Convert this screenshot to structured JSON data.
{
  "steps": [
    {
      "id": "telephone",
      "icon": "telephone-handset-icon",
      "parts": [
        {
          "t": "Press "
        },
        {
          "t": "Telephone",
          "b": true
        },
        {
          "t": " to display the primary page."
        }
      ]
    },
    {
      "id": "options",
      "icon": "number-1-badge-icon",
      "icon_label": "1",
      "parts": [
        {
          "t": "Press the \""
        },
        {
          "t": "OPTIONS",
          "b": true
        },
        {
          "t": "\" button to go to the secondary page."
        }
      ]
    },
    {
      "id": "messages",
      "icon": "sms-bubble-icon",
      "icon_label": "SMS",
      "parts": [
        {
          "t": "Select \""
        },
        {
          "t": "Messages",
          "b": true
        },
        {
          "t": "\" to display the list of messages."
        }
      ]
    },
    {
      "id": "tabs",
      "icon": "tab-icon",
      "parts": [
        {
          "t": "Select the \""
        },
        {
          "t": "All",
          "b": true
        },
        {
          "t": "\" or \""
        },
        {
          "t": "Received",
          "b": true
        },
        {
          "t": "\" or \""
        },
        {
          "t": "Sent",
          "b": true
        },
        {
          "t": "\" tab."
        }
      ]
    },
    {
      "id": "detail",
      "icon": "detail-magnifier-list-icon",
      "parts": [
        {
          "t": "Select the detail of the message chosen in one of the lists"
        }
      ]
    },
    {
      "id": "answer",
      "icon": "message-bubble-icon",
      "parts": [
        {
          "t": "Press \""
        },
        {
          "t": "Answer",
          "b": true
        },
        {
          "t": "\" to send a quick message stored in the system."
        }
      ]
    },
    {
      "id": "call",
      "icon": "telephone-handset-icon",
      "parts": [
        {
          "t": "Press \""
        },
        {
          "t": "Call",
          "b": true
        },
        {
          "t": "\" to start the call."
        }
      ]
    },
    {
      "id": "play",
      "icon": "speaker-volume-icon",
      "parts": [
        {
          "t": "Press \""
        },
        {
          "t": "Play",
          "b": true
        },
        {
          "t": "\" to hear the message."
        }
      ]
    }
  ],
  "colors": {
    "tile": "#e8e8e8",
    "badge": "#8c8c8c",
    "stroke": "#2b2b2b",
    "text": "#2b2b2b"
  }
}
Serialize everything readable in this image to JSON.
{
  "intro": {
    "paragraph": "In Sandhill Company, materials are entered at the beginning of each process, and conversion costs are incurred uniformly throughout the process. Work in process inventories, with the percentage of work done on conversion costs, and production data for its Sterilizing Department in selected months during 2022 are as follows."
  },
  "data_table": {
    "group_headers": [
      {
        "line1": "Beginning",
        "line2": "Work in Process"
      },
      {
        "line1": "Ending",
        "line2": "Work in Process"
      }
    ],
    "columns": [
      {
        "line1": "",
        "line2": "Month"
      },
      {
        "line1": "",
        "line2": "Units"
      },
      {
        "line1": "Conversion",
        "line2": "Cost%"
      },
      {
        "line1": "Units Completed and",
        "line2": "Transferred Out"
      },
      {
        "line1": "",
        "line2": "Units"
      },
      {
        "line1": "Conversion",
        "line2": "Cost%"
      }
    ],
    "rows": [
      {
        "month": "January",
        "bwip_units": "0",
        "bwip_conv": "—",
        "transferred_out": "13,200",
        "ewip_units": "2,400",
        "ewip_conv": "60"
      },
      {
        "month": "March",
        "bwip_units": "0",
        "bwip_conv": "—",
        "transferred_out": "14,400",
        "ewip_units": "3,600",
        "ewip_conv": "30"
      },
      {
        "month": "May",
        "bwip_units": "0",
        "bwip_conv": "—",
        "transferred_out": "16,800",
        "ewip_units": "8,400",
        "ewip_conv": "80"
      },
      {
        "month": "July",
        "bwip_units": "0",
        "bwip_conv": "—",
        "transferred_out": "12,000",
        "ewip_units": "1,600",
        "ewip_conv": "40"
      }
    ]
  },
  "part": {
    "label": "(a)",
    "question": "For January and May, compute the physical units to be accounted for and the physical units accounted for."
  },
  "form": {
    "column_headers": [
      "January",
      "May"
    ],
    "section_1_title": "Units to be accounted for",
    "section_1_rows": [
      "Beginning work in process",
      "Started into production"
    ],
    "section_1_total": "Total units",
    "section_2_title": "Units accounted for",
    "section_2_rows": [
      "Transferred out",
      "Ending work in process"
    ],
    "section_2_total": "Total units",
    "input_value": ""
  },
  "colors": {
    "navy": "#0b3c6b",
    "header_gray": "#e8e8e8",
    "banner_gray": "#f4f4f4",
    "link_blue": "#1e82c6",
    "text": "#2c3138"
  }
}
• • • •
▸ **WHAT YOU WILL DO**: Scan the lines above for "January", then copy every one that has it.

▸ **COMPLETED TASK**:
        "month": "January",
    "question": "For January and May, compute the physical units to be accounted for and the physical units accounted for."
      "January",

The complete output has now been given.